Entries with figure data
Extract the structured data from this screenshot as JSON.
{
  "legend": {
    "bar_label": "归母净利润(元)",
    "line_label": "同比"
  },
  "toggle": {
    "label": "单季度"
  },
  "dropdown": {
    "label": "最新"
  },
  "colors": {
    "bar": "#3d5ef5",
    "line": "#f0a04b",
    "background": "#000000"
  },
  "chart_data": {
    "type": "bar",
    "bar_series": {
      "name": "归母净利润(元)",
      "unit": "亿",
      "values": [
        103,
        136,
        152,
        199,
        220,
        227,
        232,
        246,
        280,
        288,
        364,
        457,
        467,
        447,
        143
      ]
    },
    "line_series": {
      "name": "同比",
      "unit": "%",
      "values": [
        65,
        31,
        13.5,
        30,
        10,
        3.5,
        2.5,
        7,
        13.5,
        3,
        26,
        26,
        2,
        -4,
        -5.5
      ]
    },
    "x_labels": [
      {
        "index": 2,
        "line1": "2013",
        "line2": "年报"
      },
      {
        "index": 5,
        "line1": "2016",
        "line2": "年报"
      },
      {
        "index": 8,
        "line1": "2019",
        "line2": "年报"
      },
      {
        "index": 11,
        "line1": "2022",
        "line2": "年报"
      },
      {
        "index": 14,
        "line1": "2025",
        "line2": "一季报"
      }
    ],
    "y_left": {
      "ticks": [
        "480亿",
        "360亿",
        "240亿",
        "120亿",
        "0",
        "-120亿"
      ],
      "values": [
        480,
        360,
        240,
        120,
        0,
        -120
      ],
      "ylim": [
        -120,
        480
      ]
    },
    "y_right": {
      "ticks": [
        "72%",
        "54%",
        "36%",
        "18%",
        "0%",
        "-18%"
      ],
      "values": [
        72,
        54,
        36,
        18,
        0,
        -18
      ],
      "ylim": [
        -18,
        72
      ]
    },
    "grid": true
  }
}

What needs to be done:
Every entry should be printed again exactly as written.

Final result:
Extract the structured data from this screenshot as JSON.
{
  "legend": {
    "bar_label": "归母净利润(元)",
    "line_label": "同比"
  },
  "toggle": {
    "label": "单季度"
  },
  "dropdown": {
    "label": "最新"
  },
  "colors": {
    "bar": "#3d5ef5",
    "line": "#f0a04b",
    "background": "#000000"
  },
  "chart_data": {
    "type": "bar",
    "bar_series": {
      "name": "归母净利润(元)",
      "unit": "亿",
      "values": [
        103,
        136,
        152,
        199,
        220,
        227,
        232,
        246,
        280,
        288,
        364,
        457,
        467,
        447,
        143
      ]
    },
    "line_series": {
      "name": "同比",
      "unit": "%",
      "values": [
        65,
        31,
        13.5,
        30,
        10,
        3.5,
        2.5,
        7,
        13.5,
        3,
        26,
        26,
        2,
        -4,
        -5.5
      ]
    },
    "x_labels": [
      {
        "index": 2,
        "line1": "2013",
        "line2": "年报"
      },
      {
        "index": 5,
        "line1": "2016",
        "line2": "年报"
      },
      {
        "index": 8,
        "line1": "2019",
        "line2": "年报"
      },
      {
        "index": 11,
        "line1": "2022",
        "line2": "年报"
      },
      {
        "index": 14,
        "line1": "2025",
        "line2": "一季报"
      }
    ],
    "y_left": {
      "ticks": [
        "480亿",
        "360亿",
        "240亿",
        "120亿",
        "0",
        "-120亿"
      ],
      "values": [
        480,
        360,
        240,
        120,
        0,
        -120
      ],
      "ylim": [
        -120,
        480
      ]
    },
    "y_right": {
      "ticks": [
        "72%",
        "54%",
        "36%",
        "18%",
        "0%",
        "-18%"
      ],
      "values": [
        72,
        54,
        36,
        18,
        0,
        -18
      ],
      "ylim": [
        -18,
        72
      ]
    },
    "grid": true
  }
}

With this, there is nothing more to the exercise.